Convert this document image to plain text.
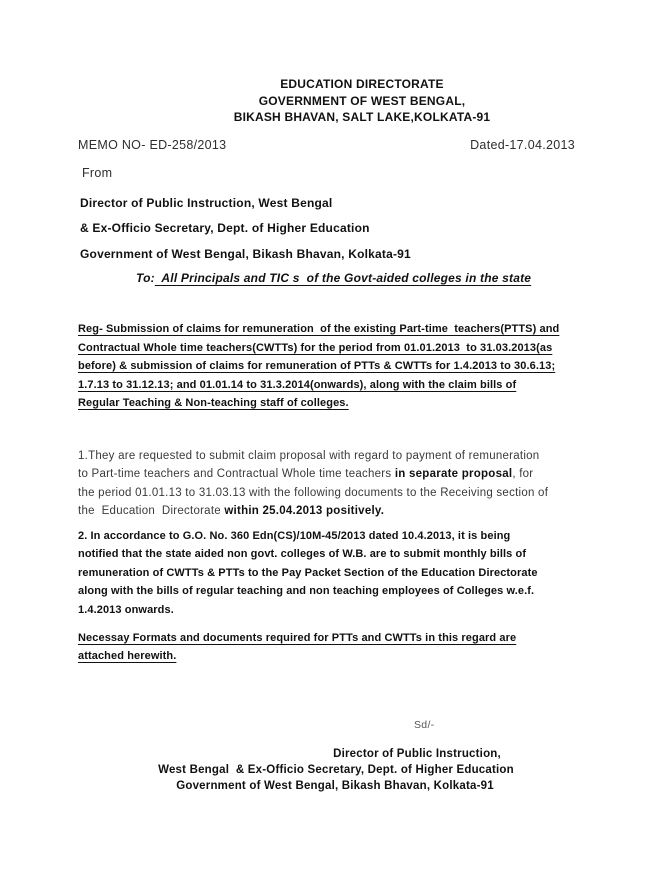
EDUCATION DIRECTORATE
GOVERNMENT OF WEST BENGAL,
BIKASH BHAVAN, SALT LAKE,KOLKATA-91
MEMO NO- ED-258/2013	Dated-17.04.2013
From
Director of Public Instruction, West Bengal
& Ex-Officio Secretary, Dept. of Higher Education
Government of West Bengal, Bikash Bhavan, Kolkata-91
To:  All Principals and TIC s  of the Govt-aided colleges in the state
Reg- Submission of claims for remuneration  of the existing Part-time  teachers(PTTS) and
Contractual Whole time teachers(CWTTs) for the period from 01.01.2013  to 31.03.2013(as
before) & submission of claims for remuneration of PTTs & CWTTs for 1.4.2013 to 30.6.13;
1.7.13 to 31.12.13; and 01.01.14 to 31.3.2014(onwards), along with the claim bills of
Regular Teaching & Non-teaching staff of colleges.
1.They are requested to submit claim proposal with regard to payment of remuneration
to Part-time teachers and Contractual Whole time teachers in separate proposal, for
the period 01.01.13 to 31.03.13 with the following documents to the Receiving section of
the  Education  Directorate within 25.04.2013 positively.
2. In accordance to G.O. No. 360 Edn(CS)/10M-45/2013 dated 10.4.2013, it is being
notified that the state aided non govt. colleges of W.B. are to submit monthly bills of
remuneration of CWTTs & PTTs to the Pay Packet Section of the Education Directorate
along with the bills of regular teaching and non teaching employees of Colleges w.e.f.
1.4.2013 onwards.
Necessay Formats and documents required for PTTs and CWTTs in this regard are
attached herewith.
Sd/-
Director of Public Instruction,
West Bengal  & Ex-Officio Secretary, Dept. of Higher Education
Government of West Bengal, Bikash Bhavan, Kolkata-91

++++++++++

**What to do**
Pull every line containing the word "regard" out of the entries above.

**Written solution**
1.They are requested to submit claim proposal with regard to payment of remuneration
Necessay Formats and documents required for PTTs and CWTTs in this regard are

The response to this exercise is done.